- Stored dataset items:

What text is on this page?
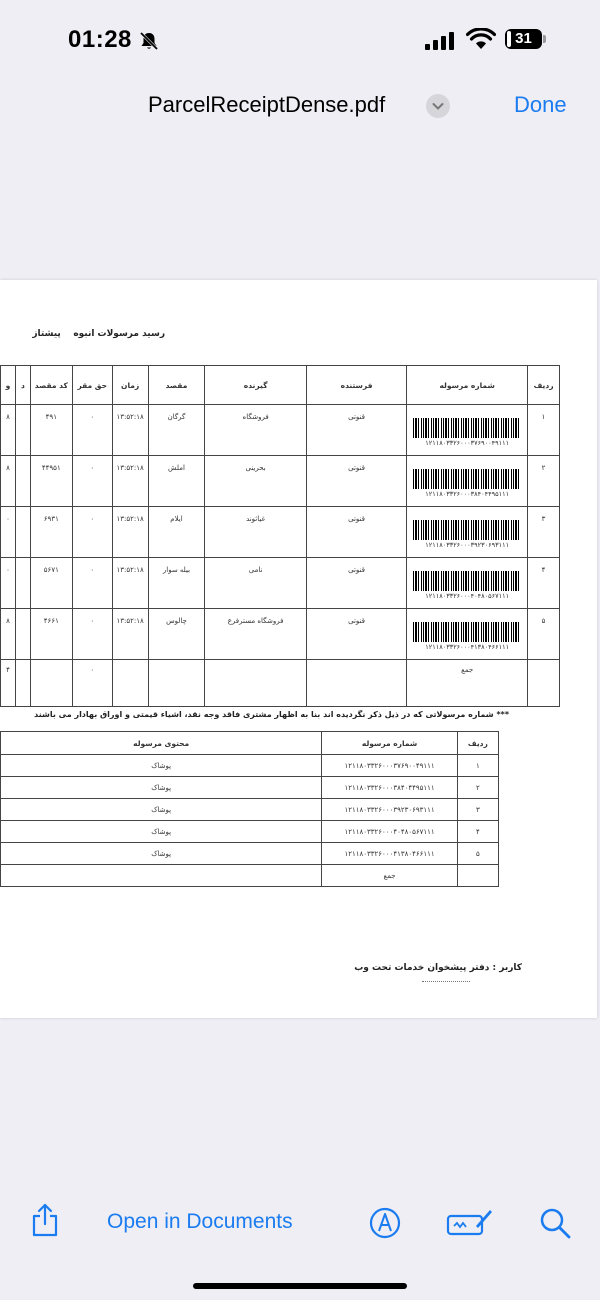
01:28	31
ParcelReceiptDense.pdf	Done
رسید مرسولات انبوه    پیشتاز
ردیف	شماره مرسوله	فرستنده	گیرنده	مقصد	زمان	حق مقر	کد مقصد	د	و
۱	۱۲۱۱۸۰۳۳۲۶۰۰۰۳۷۶۹۰۰۴۹۱۱۱	قنوتی	فروشگاه	گرگان	۱۳:۵۲:۱۸	۰	۴۹۱		۸
۲	۱۲۱۱۸۰۳۳۲۶۰۰۰۳۸۴۰۴۴۹۵۱۱۱	قنوتی	بحرینی	املش	۱۳:۵۲:۱۸	۰	۴۴۹۵۱		۸
۳	۱۲۱۱۸۰۳۳۲۶۰۰۰۳۹۲۳۰۶۹۳۱۱۱	قنوتی	غیاثوند	ایلام	۱۳:۵۲:۱۸	۰	۶۹۳۱		۰
۴	۱۲۱۱۸۰۳۳۲۶۰۰۰۴۰۴۸۰۵۶۷۱۱۱	قنوتی	نامی	بیله سوار	۱۳:۵۲:۱۸	۰	۵۶۷۱		۰
۵	۱۲۱۱۸۰۳۳۲۶۰۰۰۴۱۳۸۰۴۶۶۱۱۱	قنوتی	فروشگاه مسترفرع	چالوس	۱۳:۵۲:۱۸	۰	۴۶۶۱		۸
	جمع					۰			۴
*** شماره مرسولاتی که در ذیل ذکر نگردیده اند بنا به اظهار مشتری فاقد وجه نقد، اشیاء قیمتی و اوراق بهادار می باشند
ردیف	شماره مرسوله	محتوی مرسوله
۱	۱۲۱۱۸۰۳۳۲۶۰۰۰۳۷۶۹۰۰۴۹۱۱۱	پوشاک
۲	۱۲۱۱۸۰۳۳۲۶۰۰۰۳۸۴۰۴۴۹۵۱۱۱	پوشاک
۳	۱۲۱۱۸۰۳۳۲۶۰۰۰۳۹۲۳۰۶۹۳۱۱۱	پوشاک
۴	۱۲۱۱۸۰۳۳۲۶۰۰۰۴۰۴۸۰۵۶۷۱۱۱	پوشاک
۵	۱۲۱۱۸۰۳۳۲۶۰۰۰۴۱۳۸۰۴۶۶۱۱۱	پوشاک
	جمع	
کاربر : دفتر پیشخوان خدمات تحت وب
Open in Documents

- Job: Return the records exactly. Don't carry the pictures over.

- Response:
What text is on this page?
01:28	31
ParcelReceiptDense.pdf	Done
رسید مرسولات انبوه    پیشتاز
ردیف	شماره مرسوله	فرستنده	گیرنده	مقصد	زمان	حق مقر	کد مقصد	د	و
۱	۱۲۱۱۸۰۳۳۲۶۰۰۰۳۷۶۹۰۰۴۹۱۱۱	قنوتی	فروشگاه	گرگان	۱۳:۵۲:۱۸	۰	۴۹۱		۸
۲	۱۲۱۱۸۰۳۳۲۶۰۰۰۳۸۴۰۴۴۹۵۱۱۱	قنوتی	بحرینی	املش	۱۳:۵۲:۱۸	۰	۴۴۹۵۱		۸
۳	۱۲۱۱۸۰۳۳۲۶۰۰۰۳۹۲۳۰۶۹۳۱۱۱	قنوتی	غیاثوند	ایلام	۱۳:۵۲:۱۸	۰	۶۹۳۱		۰
۴	۱۲۱۱۸۰۳۳۲۶۰۰۰۴۰۴۸۰۵۶۷۱۱۱	قنوتی	نامی	بیله سوار	۱۳:۵۲:۱۸	۰	۵۶۷۱		۰
۵	۱۲۱۱۸۰۳۳۲۶۰۰۰۴۱۳۸۰۴۶۶۱۱۱	قنوتی	فروشگاه مسترفرع	چالوس	۱۳:۵۲:۱۸	۰	۴۶۶۱		۸
	جمع					۰			۴
*** شماره مرسولاتی که در ذیل ذکر نگردیده اند بنا به اظهار مشتری فاقد وجه نقد، اشیاء قیمتی و اوراق بهادار می باشند
ردیف	شماره مرسوله	محتوی مرسوله
۱	۱۲۱۱۸۰۳۳۲۶۰۰۰۳۷۶۹۰۰۴۹۱۱۱	پوشاک
۲	۱۲۱۱۸۰۳۳۲۶۰۰۰۳۸۴۰۴۴۹۵۱۱۱	پوشاک
۳	۱۲۱۱۸۰۳۳۲۶۰۰۰۳۹۲۳۰۶۹۳۱۱۱	پوشاک
۴	۱۲۱۱۸۰۳۳۲۶۰۰۰۴۰۴۸۰۵۶۷۱۱۱	پوشاک
۵	۱۲۱۱۸۰۳۳۲۶۰۰۰۴۱۳۸۰۴۶۶۱۱۱	پوشاک
	جمع	
کاربر : دفتر پیشخوان خدمات تحت وب
Open in Documents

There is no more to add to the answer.